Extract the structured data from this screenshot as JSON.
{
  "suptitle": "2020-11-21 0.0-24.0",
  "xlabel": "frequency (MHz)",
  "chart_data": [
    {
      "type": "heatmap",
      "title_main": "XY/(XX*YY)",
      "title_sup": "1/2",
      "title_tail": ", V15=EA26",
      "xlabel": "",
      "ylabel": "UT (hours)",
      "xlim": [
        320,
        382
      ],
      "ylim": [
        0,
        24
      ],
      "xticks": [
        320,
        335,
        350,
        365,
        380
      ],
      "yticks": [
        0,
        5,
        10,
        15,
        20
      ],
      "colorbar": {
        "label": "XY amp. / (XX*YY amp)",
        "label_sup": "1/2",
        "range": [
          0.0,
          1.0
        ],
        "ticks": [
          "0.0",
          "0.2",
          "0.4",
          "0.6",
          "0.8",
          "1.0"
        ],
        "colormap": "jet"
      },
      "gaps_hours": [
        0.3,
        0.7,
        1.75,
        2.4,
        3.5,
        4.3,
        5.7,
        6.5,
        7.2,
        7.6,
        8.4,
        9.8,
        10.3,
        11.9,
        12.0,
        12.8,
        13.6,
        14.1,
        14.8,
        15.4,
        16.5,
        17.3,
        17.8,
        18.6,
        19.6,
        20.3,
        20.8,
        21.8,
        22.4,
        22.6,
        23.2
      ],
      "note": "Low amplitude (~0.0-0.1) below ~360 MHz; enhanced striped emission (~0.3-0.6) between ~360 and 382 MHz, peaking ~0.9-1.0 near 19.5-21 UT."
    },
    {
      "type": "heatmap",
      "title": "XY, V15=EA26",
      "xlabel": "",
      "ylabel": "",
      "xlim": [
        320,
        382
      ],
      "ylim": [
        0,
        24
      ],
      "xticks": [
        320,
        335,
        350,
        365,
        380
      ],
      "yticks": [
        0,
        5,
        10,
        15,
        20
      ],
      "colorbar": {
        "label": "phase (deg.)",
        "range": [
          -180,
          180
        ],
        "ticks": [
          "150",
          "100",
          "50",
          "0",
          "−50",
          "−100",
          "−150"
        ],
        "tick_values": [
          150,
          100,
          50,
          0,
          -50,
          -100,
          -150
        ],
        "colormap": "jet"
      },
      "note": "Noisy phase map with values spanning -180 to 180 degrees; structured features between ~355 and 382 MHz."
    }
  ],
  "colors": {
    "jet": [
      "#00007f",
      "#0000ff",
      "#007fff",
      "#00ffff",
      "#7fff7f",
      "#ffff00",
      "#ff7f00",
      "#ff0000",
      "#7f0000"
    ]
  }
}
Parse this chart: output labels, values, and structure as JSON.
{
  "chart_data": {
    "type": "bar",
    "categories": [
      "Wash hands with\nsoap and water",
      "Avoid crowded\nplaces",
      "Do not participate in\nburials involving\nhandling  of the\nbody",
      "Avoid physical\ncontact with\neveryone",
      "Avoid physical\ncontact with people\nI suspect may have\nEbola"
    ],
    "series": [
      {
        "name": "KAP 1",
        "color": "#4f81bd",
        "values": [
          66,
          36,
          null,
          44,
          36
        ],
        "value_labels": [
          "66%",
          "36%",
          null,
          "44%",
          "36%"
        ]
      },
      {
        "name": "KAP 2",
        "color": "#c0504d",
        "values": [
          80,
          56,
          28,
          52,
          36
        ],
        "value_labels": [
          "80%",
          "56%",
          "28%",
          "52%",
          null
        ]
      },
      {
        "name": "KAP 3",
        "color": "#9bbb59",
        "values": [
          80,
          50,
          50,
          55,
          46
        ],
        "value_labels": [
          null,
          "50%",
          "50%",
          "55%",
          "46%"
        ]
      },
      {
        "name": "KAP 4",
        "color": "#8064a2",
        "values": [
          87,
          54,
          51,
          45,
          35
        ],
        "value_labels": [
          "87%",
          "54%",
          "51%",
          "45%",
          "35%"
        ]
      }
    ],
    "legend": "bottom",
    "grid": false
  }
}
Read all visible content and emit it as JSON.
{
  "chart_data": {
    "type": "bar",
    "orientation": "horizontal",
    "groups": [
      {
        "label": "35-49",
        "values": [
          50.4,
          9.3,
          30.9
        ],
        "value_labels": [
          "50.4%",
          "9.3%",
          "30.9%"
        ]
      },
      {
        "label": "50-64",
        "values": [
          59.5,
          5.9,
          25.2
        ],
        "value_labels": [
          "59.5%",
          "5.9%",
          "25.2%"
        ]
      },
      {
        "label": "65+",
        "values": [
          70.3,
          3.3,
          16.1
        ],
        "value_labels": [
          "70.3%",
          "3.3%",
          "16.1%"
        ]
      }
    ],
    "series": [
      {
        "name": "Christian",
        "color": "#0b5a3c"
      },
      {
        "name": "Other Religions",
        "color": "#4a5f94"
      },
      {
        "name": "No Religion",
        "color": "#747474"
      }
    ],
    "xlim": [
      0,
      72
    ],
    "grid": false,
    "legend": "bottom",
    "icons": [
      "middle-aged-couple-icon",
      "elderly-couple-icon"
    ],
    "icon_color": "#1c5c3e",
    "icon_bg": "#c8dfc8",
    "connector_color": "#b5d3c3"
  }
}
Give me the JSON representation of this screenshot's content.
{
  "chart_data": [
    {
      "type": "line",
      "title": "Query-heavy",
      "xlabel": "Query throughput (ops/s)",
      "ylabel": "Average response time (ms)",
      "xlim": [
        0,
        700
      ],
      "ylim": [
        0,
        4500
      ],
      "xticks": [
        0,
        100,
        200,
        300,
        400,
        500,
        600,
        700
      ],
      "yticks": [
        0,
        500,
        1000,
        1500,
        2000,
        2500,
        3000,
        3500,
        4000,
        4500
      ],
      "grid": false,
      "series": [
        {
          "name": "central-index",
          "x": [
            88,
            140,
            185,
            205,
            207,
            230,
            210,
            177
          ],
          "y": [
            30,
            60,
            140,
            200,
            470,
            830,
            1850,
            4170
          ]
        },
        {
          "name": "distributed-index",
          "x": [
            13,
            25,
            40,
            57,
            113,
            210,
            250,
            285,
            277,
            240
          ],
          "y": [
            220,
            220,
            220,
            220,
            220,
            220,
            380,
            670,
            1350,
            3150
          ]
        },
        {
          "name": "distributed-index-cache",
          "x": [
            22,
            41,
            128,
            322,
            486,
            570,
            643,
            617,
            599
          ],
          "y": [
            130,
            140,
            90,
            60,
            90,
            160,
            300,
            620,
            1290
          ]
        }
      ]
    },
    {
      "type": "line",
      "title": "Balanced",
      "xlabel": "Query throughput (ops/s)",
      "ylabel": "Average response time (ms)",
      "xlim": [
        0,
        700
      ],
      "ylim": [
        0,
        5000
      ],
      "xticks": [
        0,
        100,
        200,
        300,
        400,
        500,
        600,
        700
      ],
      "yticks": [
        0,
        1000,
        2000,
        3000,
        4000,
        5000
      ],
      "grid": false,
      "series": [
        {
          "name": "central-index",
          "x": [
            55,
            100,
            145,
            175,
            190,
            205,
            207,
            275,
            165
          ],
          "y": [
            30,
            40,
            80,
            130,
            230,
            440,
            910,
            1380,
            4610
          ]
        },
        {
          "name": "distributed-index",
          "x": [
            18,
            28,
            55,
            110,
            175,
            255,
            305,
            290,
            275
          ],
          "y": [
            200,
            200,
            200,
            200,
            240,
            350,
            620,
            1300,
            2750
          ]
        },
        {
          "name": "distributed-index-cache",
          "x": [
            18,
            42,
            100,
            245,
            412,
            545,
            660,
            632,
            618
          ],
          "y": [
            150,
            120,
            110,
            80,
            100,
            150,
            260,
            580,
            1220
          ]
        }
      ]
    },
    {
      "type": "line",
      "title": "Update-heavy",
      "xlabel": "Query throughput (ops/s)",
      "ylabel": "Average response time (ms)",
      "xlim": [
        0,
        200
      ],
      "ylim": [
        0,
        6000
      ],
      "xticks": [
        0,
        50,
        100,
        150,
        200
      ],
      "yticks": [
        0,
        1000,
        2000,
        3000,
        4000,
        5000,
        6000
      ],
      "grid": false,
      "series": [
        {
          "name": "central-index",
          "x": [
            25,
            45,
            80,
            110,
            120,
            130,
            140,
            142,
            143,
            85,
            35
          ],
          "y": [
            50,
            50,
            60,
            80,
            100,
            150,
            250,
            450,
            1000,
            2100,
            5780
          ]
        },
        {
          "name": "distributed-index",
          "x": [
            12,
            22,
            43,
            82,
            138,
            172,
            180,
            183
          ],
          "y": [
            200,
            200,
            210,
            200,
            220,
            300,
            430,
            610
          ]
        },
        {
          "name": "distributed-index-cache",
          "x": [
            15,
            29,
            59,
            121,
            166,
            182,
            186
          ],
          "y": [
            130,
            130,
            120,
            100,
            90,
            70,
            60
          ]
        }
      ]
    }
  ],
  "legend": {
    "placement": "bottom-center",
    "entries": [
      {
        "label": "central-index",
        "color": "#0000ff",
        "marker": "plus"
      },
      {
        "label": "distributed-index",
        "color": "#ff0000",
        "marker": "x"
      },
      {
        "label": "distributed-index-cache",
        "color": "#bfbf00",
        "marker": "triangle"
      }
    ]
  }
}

§

### [Instruction]
From the entries above, extract every line where the word "screenshot" appears.

### [Answer to the problem]
Extract the structured data from this screenshot as JSON.
Give me the JSON representation of this screenshot's content.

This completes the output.